Start of Block
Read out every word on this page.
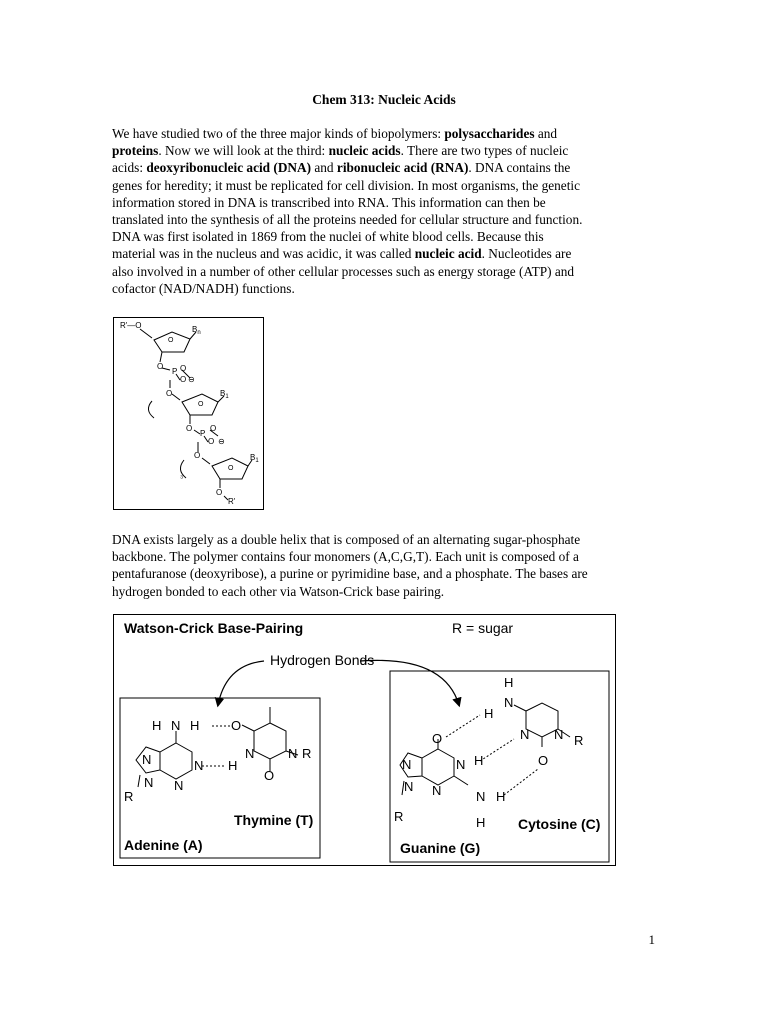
Chem 313: Nucleic Acids
We have studied two of the three major kinds of biopolymers: polysaccharides and
proteins. Now we will look at the third: nucleic acids. There are two types of nucleic
acids: deoxyribonucleic acid (DNA) and ribonucleic acid (RNA). DNA contains the
genes for heredity; it must be replicated for cell division. In most organisms, the genetic
information stored in DNA is transcribed into RNA. This information can then be
translated into the synthesis of all the proteins needed for cellular structure and function.
DNA was first isolated in 1869 from the nuclei of white blood cells. Because this
material was in the nucleus and was acidic, it was called nucleic acid. Nucleotides are
also involved in a number of other cellular processes such as energy storage (ATP) and
cofactor (NAD/NADH) functions.
R'—O
O
$B_n$
O
P O
O ⊖
O
O
$B_1$
O
P
O
O ⊖
O
₃
O
$B_1$
O
R'
DNA exists largely as a double helix that is composed of an alternating sugar-phosphate
backbone. The polymer contains four monomers (A,C,G,T). Each unit is composed of a
pentafuranose (deoxyribose), a purine or pyrimidine base, and a phosphate. The bases are
hydrogen bonded to each other via Watson-Crick base pairing.
Watson-Crick Base-Pairing	R = sugar
Hydrogen Bonds
H N H O
N	N H
N
N N
R
O
N R
Thymine (T)
Adenine (A)
H
N
H
O	N N R
N	N H	O
N N	N H
H
R	Cytosine (C)
Guanine (G)
1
End of Block
▸ ABOUT THIS TASK
In transcribing the records, omit the pictures and keep everything else exactly as it appears.

▸ RESPONSE FOR THIS EXERCISE
Read out every word on this page.
Chem 313: Nucleic Acids
We have studied two of the three major kinds of biopolymers: polysaccharides and
proteins. Now we will look at the third: nucleic acids. There are two types of nucleic
acids: deoxyribonucleic acid (DNA) and ribonucleic acid (RNA). DNA contains the
genes for heredity; it must be replicated for cell division. In most organisms, the genetic
information stored in DNA is transcribed into RNA. This information can then be
translated into the synthesis of all the proteins needed for cellular structure and function.
DNA was first isolated in 1869 from the nuclei of white blood cells. Because this
material was in the nucleus and was acidic, it was called nucleic acid. Nucleotides are
also involved in a number of other cellular processes such as energy storage (ATP) and
cofactor (NAD/NADH) functions.
R'—O
O
$B_n$
O
P O
O ⊖
O
O
$B_1$
O
P
O
O ⊖
O
₃
O
$B_1$
O
R'
DNA exists largely as a double helix that is composed of an alternating sugar-phosphate
backbone. The polymer contains four monomers (A,C,G,T). Each unit is composed of a
pentafuranose (deoxyribose), a purine or pyrimidine base, and a phosphate. The bases are
hydrogen bonded to each other via Watson-Crick base pairing.
Watson-Crick Base-Pairing	R = sugar
Hydrogen Bonds
H N H O
N	N H
N
N N
R
O
N R
Thymine (T)
Adenine (A)
H
N
H
O	N N R
N	N H	O
N N	N H
H
R	Cytosine (C)
Guanine (G)
1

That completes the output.